**WRITTEN REQUEST:**
Output each line of the records below as a numbered list, omitting blank lines and leaving the pictures out.

--------

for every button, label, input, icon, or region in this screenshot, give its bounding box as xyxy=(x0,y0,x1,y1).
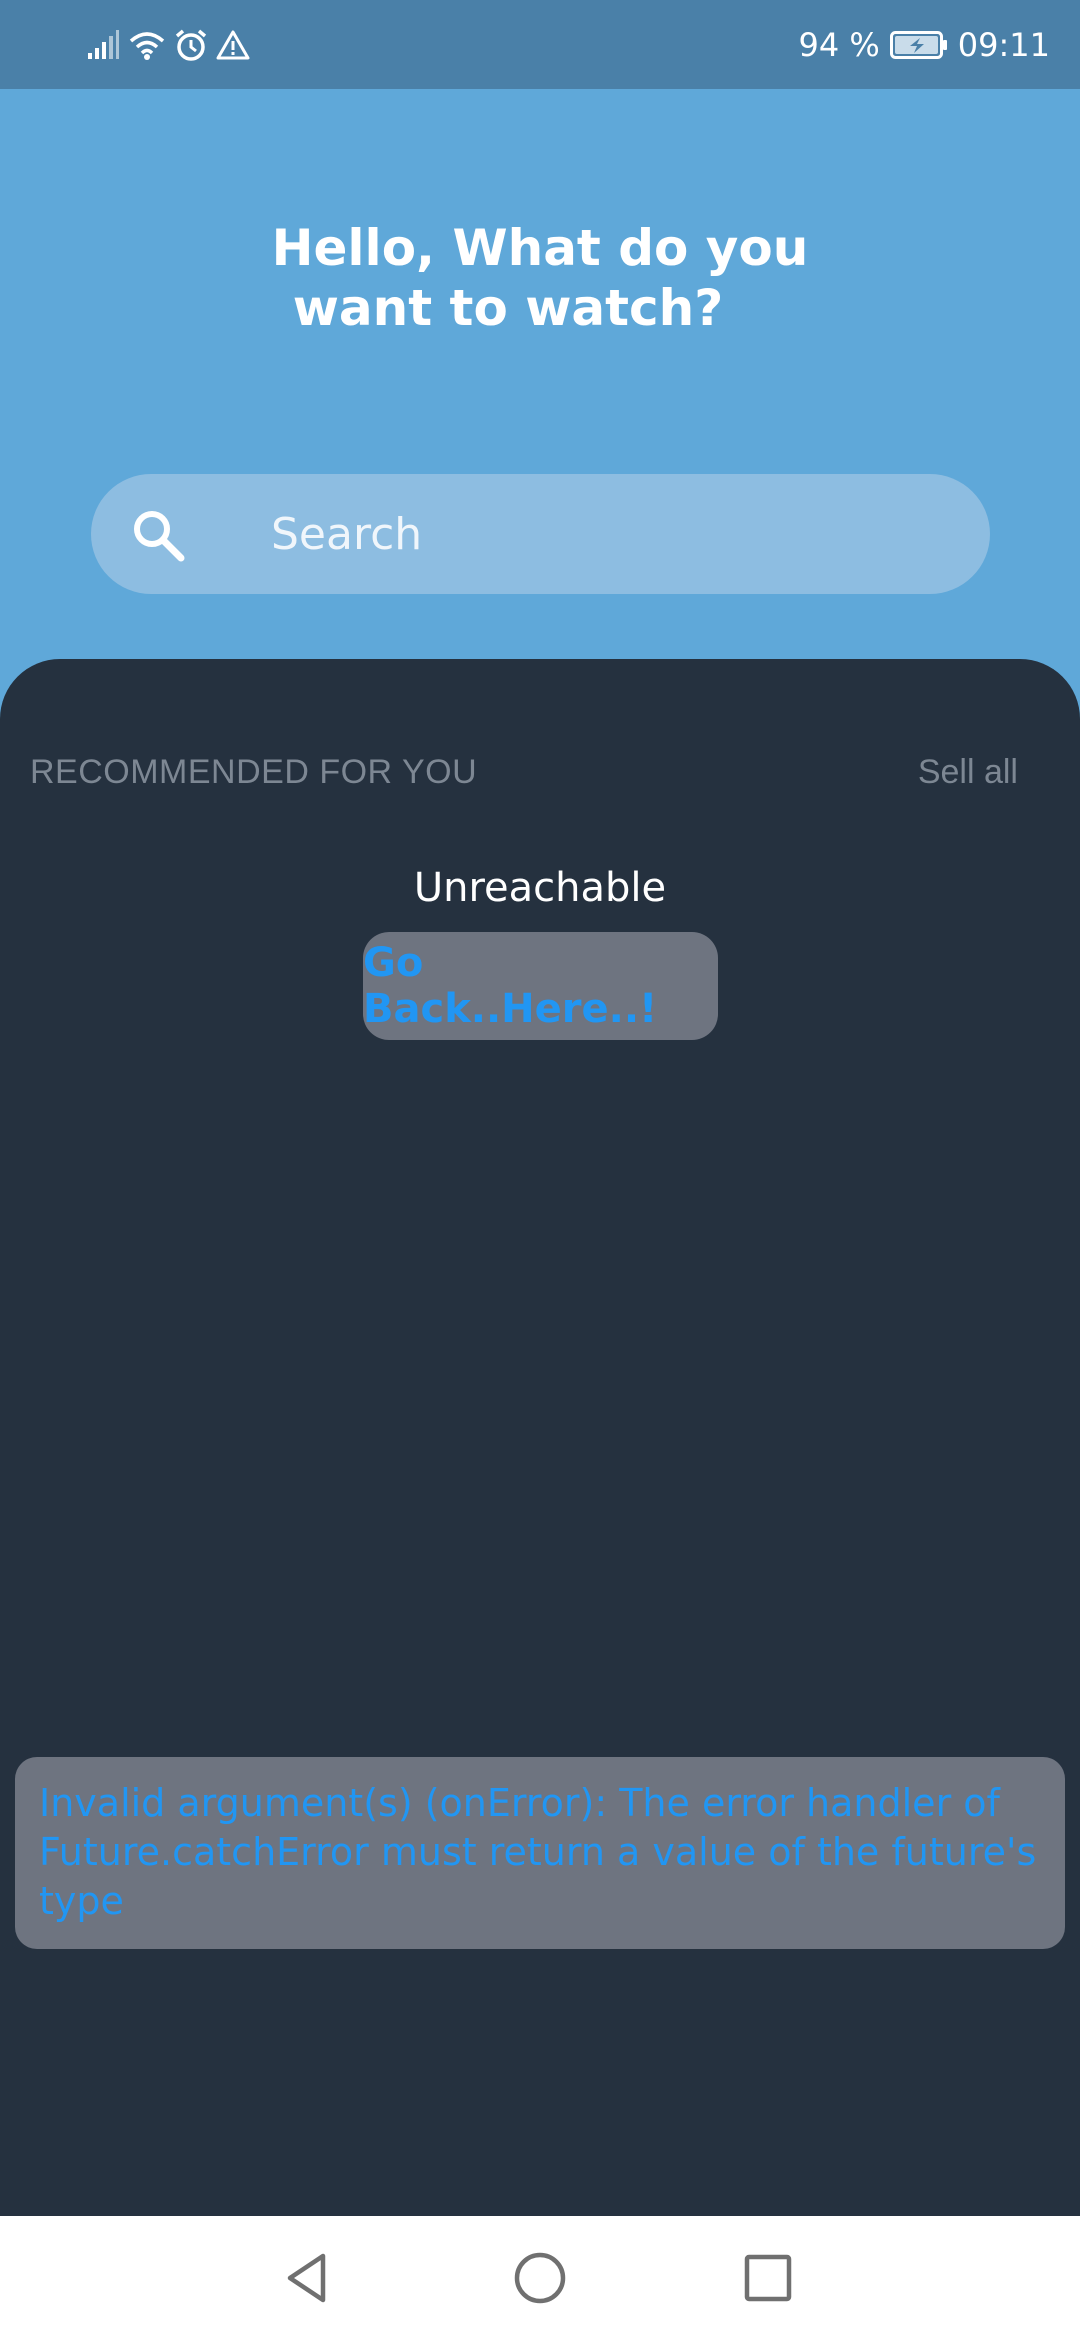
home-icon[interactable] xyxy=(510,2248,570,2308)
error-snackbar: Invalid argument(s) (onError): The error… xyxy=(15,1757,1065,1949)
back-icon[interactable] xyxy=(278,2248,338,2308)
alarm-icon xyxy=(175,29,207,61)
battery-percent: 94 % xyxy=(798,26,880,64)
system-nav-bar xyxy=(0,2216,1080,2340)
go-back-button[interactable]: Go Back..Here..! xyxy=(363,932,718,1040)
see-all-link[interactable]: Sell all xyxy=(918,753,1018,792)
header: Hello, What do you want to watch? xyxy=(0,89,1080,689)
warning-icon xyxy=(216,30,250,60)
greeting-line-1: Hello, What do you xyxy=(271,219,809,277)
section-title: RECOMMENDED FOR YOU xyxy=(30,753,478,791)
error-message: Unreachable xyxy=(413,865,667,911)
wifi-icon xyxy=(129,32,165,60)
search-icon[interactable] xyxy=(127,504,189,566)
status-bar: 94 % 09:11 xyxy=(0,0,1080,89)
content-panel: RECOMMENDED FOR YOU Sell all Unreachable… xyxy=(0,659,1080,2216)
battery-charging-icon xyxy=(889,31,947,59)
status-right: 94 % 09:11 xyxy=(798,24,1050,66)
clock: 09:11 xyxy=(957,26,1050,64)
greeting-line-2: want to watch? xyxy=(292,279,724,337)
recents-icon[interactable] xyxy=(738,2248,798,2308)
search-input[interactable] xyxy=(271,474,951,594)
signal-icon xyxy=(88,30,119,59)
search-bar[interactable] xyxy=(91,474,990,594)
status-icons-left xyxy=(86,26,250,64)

--------

**REPLY TO THE EXERCISE:**
1. for every button, label, input, icon, or region in this screenshot, give its bounding box as xyxy=(x0,y0,x1,y1).
2. home-icon[interactable] xyxy=(510,2248,570,2308)
3. error-snackbar: Invalid argument(s) (onError): The error… xyxy=(15,1757,1065,1949)
4. back-icon[interactable] xyxy=(278,2248,338,2308)
5. alarm-icon xyxy=(175,29,207,61)
6. battery-percent: 94 % xyxy=(798,26,880,64)
7. system-nav-bar xyxy=(0,2216,1080,2340)
8. go-back-button[interactable]: Go Back..Here..! xyxy=(363,932,718,1040)
9. see-all-link[interactable]: Sell all xyxy=(918,753,1018,792)
10. header: Hello, What do you want to watch? xyxy=(0,89,1080,689)
11. warning-icon xyxy=(216,30,250,60)
12. greeting-line-1: Hello, What do you xyxy=(271,219,809,277)
13. section-title: RECOMMENDED FOR YOU xyxy=(30,753,478,791)
14. error-message: Unreachable xyxy=(413,865,667,911)
15. wifi-icon xyxy=(129,32,165,60)
16. search-icon[interactable] xyxy=(127,504,189,566)
17. status-bar: 94 % 09:11 xyxy=(0,0,1080,89)
18. content-panel: RECOMMENDED FOR YOU Sell all Unreachable… xyxy=(0,659,1080,2216)
19. battery-charging-icon xyxy=(889,31,947,59)
20. status-right: 94 % 09:11 xyxy=(798,24,1050,66)
21. clock: 09:11 xyxy=(957,26,1050,64)
22. greeting-line-2: want to watch? xyxy=(292,279,724,337)
23. recents-icon[interactable] xyxy=(738,2248,798,2308)
24. search-input[interactable] xyxy=(271,474,951,594)
25. signal-icon xyxy=(88,30,119,59)
26. search-bar[interactable] xyxy=(91,474,990,594)
27. status-icons-left xyxy=(86,26,250,64)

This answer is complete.